**What the task asks:** Gather up the lines that contain "liquid".

**Entries shown:**
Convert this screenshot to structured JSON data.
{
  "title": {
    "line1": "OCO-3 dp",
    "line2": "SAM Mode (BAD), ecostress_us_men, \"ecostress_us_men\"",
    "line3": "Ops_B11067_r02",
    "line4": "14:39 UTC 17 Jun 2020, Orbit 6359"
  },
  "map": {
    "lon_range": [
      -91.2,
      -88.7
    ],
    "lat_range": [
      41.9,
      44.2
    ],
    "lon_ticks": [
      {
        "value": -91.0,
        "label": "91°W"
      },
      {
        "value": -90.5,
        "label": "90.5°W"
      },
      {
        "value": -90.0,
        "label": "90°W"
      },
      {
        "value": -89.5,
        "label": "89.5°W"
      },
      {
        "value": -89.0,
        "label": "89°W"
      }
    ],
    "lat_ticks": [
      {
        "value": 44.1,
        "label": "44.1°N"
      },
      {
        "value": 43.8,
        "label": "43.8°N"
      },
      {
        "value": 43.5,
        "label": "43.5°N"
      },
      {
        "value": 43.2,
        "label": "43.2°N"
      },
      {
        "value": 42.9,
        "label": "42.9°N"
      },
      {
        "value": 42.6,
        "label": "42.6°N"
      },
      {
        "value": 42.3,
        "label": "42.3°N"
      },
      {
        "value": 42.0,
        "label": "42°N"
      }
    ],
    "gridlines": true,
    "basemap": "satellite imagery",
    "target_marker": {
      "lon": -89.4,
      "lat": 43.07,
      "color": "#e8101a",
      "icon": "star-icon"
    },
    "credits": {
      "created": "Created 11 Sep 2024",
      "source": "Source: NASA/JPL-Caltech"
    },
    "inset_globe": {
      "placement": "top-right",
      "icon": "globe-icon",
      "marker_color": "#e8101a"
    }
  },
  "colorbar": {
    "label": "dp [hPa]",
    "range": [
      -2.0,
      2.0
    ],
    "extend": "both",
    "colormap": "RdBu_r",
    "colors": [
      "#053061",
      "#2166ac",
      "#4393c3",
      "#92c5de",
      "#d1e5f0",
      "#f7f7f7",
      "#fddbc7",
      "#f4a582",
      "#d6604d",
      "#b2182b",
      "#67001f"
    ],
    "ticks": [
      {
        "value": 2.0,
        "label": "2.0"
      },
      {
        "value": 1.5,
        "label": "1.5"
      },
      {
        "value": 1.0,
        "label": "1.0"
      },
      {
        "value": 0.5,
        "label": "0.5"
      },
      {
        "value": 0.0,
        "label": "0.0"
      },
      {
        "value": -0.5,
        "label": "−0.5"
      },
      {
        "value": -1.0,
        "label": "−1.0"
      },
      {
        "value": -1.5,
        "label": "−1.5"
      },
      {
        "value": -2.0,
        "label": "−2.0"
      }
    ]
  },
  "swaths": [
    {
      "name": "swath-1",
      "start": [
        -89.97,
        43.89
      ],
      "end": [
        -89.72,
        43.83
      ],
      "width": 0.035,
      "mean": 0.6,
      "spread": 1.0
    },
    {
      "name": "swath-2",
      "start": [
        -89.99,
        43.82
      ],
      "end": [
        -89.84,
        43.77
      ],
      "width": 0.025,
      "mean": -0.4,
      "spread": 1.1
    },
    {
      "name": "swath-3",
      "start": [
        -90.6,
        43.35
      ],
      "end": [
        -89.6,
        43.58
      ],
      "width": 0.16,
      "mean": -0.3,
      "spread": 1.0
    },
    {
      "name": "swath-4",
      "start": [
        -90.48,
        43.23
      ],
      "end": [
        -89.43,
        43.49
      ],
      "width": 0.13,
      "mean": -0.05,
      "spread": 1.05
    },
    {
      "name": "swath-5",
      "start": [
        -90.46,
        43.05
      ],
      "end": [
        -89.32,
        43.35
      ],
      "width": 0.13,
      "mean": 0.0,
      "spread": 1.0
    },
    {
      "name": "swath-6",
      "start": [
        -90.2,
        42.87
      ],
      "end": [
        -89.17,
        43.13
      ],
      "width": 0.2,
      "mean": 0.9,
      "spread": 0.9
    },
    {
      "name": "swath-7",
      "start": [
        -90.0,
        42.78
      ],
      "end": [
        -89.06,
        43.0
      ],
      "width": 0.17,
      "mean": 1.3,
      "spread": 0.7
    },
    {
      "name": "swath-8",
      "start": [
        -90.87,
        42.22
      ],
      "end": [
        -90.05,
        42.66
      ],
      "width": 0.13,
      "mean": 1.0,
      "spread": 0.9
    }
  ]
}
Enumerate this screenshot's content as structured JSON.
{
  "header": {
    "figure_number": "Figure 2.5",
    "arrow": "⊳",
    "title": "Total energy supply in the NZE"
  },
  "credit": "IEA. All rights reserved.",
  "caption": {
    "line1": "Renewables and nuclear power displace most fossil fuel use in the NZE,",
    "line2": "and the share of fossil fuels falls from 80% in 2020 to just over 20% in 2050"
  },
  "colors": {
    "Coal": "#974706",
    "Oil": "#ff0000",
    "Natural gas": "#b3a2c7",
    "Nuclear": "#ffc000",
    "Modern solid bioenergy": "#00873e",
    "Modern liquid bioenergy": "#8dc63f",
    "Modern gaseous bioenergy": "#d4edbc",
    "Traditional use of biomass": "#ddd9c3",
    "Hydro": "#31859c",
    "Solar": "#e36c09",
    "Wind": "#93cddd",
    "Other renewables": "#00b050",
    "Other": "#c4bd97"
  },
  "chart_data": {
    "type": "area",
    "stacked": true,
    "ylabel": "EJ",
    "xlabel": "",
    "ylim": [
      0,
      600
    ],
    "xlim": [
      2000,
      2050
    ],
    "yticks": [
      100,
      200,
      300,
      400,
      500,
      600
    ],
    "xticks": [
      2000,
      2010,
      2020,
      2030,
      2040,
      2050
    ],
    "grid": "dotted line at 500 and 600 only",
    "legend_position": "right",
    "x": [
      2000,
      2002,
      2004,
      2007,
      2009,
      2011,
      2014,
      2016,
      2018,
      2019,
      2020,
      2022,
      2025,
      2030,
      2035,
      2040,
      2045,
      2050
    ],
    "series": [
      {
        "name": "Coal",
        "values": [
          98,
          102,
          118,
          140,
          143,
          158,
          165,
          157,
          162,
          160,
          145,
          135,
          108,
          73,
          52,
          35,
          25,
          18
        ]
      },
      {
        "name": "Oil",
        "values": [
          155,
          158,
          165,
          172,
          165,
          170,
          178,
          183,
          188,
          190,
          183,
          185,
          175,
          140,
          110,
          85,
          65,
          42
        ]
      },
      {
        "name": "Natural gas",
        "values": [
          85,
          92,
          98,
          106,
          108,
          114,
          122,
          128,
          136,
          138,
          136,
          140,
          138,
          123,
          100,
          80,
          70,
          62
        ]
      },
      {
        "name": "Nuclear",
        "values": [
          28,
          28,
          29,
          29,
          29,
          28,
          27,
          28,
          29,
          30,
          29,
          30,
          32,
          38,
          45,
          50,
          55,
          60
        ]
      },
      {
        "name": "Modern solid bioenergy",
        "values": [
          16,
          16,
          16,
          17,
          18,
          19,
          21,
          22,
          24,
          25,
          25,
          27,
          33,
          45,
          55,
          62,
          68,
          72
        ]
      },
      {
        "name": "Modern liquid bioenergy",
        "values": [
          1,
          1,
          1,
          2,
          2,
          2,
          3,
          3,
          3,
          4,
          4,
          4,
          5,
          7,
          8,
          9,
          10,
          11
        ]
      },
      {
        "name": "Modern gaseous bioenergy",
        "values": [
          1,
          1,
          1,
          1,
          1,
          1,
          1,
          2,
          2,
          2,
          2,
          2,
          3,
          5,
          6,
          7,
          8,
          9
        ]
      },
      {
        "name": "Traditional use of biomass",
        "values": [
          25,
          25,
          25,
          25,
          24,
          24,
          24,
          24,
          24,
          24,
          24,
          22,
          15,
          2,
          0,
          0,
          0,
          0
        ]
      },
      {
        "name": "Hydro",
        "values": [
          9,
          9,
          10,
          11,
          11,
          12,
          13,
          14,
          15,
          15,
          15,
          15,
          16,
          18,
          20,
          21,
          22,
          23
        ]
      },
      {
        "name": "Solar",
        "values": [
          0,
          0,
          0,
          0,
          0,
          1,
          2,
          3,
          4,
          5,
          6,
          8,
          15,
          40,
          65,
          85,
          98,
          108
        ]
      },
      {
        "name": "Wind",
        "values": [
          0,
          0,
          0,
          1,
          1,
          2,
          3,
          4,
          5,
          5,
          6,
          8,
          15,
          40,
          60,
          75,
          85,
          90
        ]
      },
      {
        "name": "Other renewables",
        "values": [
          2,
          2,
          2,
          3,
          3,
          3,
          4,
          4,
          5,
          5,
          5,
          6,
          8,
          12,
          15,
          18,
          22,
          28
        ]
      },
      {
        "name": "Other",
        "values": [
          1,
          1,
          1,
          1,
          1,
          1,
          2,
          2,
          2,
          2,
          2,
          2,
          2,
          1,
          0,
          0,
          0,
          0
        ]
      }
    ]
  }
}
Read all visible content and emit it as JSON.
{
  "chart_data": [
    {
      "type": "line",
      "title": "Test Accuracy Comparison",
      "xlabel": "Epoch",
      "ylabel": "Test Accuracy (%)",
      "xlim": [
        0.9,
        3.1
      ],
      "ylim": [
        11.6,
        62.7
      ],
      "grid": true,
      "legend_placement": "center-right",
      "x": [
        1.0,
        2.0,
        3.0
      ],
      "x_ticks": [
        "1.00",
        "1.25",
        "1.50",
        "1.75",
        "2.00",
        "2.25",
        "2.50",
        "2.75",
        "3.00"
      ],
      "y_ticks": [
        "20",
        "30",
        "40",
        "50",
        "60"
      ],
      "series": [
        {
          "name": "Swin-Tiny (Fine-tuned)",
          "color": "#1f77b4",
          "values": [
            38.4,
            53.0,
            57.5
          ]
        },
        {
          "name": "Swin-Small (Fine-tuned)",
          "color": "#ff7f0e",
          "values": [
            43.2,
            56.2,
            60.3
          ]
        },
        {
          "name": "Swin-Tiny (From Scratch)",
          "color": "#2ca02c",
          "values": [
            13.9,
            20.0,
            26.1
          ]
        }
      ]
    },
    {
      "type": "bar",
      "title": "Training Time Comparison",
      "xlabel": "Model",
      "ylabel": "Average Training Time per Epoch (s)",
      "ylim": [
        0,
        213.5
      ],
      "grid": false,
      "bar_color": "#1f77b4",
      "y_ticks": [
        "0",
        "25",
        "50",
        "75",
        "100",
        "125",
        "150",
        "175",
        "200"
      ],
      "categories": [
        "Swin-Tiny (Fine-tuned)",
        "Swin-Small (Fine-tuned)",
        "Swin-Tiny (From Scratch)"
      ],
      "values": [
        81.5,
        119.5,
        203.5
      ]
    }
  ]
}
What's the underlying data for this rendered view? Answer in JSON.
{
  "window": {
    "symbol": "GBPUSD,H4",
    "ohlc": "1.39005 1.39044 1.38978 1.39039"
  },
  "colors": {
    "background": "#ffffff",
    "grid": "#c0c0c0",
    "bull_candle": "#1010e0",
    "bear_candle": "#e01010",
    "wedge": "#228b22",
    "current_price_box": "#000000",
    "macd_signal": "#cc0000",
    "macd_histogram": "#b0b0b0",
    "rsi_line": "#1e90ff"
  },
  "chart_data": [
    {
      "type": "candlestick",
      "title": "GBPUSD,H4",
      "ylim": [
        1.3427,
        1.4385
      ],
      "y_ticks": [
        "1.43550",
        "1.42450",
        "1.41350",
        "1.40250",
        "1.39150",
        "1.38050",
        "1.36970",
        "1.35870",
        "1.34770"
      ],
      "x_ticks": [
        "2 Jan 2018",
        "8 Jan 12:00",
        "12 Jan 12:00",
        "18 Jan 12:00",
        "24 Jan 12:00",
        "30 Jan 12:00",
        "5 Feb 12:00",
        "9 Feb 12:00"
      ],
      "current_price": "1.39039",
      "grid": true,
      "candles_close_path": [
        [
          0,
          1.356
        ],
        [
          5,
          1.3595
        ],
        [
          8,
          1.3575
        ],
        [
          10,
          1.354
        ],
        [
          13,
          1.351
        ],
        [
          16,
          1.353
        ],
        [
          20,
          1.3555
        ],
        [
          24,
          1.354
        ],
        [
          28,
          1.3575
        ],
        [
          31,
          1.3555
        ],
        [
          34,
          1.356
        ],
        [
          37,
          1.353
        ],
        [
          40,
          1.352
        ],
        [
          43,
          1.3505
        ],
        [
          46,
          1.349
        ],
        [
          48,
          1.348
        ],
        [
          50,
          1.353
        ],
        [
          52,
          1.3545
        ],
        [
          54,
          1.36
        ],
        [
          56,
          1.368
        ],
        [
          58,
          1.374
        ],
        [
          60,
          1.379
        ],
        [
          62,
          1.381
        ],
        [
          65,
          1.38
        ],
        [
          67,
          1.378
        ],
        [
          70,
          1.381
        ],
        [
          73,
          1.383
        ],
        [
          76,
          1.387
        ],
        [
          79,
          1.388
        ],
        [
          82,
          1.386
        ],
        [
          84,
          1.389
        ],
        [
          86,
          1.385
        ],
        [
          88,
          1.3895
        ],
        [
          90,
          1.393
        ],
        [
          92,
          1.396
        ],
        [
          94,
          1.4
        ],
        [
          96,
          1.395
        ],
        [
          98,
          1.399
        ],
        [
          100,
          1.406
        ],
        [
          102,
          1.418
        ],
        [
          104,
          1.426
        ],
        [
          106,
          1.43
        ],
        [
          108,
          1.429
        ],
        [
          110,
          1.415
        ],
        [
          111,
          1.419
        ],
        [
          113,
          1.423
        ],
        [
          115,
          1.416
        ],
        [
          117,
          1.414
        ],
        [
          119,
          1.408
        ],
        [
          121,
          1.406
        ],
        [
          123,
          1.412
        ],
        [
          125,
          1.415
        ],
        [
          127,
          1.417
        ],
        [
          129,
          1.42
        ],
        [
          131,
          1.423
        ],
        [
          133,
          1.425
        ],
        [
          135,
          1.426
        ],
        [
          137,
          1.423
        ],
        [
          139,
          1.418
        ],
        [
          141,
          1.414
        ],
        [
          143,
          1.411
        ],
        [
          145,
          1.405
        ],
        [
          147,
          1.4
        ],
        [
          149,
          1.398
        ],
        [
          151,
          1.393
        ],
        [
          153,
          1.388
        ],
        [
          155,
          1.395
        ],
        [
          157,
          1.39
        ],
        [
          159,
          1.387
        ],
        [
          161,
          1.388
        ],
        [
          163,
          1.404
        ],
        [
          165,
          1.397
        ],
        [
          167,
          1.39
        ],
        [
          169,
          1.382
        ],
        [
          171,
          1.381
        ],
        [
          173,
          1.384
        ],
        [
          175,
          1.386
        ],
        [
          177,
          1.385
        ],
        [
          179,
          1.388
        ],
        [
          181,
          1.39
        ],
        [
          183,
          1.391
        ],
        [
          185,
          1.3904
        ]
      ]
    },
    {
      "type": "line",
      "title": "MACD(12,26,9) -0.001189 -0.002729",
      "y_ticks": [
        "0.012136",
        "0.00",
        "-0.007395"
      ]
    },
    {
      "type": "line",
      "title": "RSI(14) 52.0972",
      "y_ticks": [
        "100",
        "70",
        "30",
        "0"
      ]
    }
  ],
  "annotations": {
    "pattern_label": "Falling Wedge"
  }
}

**Result of this exercise:**
    "Modern liquid bioenergy": "#8dc63f",
        "name": "Modern liquid bioenergy",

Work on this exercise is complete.